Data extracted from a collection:
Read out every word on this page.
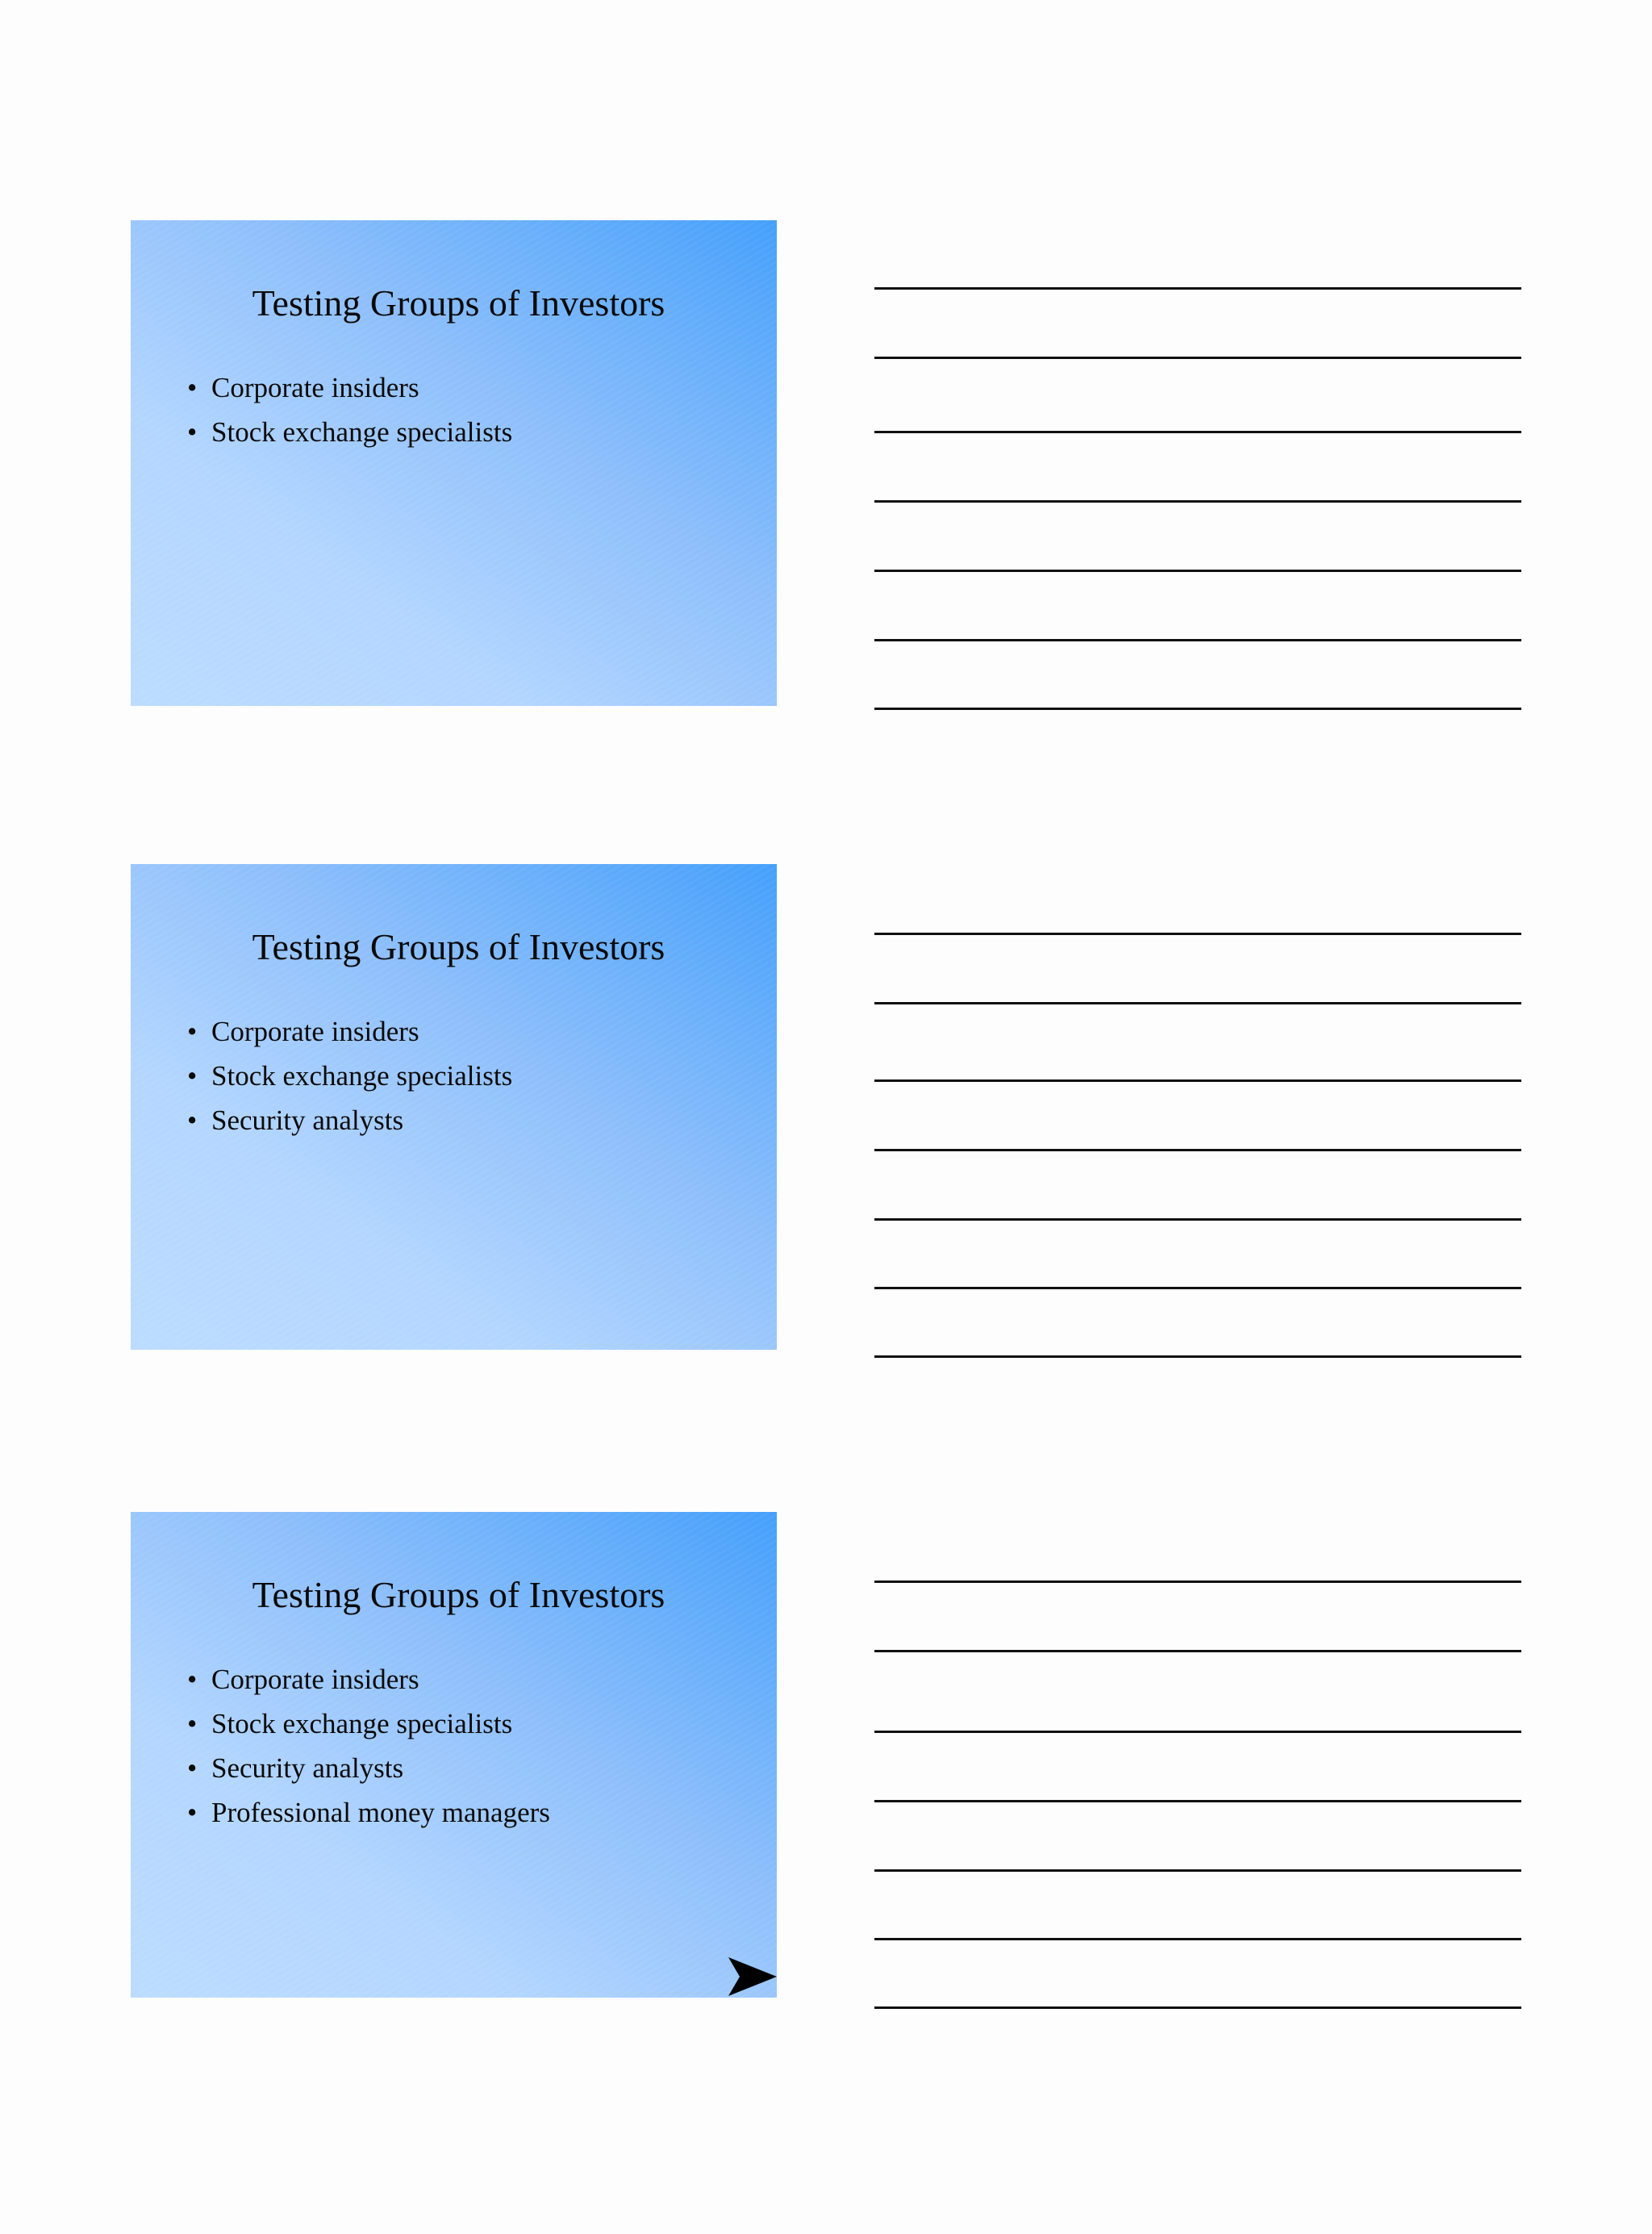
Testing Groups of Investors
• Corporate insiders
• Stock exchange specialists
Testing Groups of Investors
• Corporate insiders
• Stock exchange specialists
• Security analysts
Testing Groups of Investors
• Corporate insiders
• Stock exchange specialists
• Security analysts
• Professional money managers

==

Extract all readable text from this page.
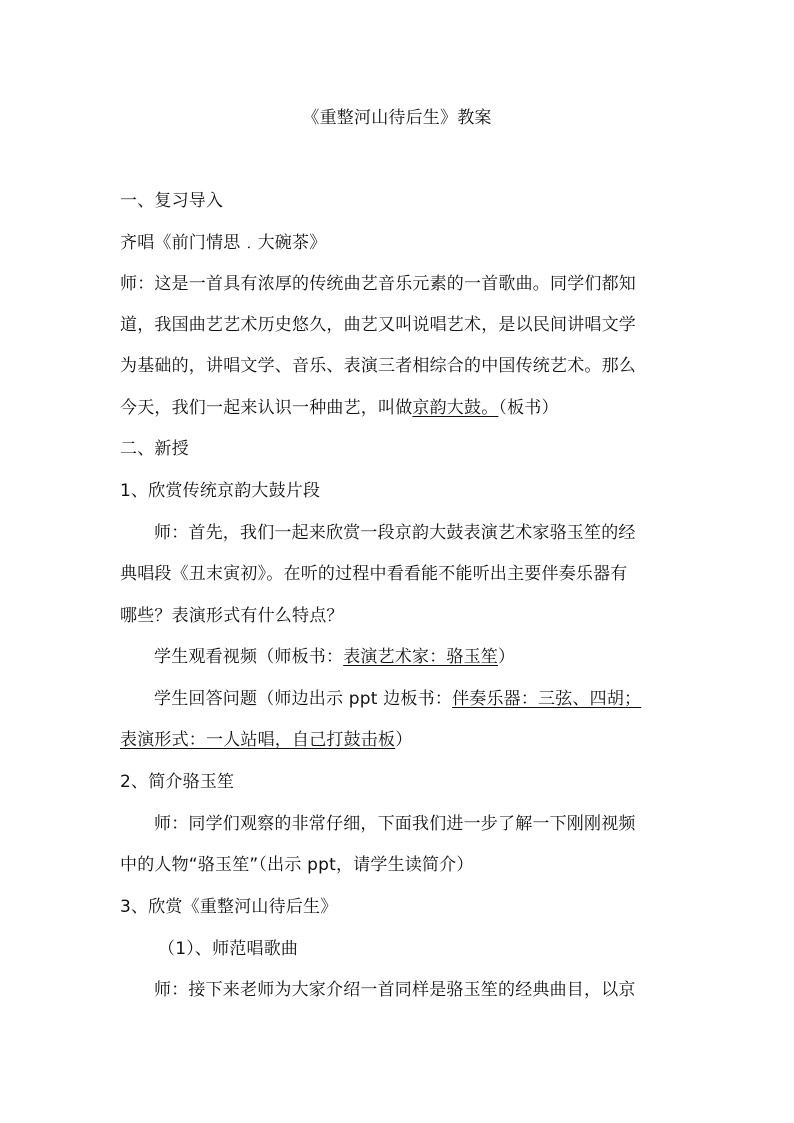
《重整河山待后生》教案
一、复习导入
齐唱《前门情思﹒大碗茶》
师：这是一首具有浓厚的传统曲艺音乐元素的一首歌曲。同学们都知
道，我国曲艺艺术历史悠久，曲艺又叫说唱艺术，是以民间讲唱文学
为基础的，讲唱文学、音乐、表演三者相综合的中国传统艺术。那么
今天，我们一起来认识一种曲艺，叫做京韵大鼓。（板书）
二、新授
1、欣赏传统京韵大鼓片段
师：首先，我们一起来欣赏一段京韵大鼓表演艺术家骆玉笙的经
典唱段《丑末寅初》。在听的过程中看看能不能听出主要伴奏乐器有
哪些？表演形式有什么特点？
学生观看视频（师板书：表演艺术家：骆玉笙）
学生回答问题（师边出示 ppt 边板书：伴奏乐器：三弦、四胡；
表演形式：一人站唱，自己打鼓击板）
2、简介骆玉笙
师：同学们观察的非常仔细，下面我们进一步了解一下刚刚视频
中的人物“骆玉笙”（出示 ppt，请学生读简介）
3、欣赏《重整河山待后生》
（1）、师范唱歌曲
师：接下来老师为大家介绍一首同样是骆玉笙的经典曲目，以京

◆ **WHAT THIS TASK INVOLVES**: Only a number is wanted: how many lines of the material above hold "page"?

◆ **EXERCISE RESULT**: 2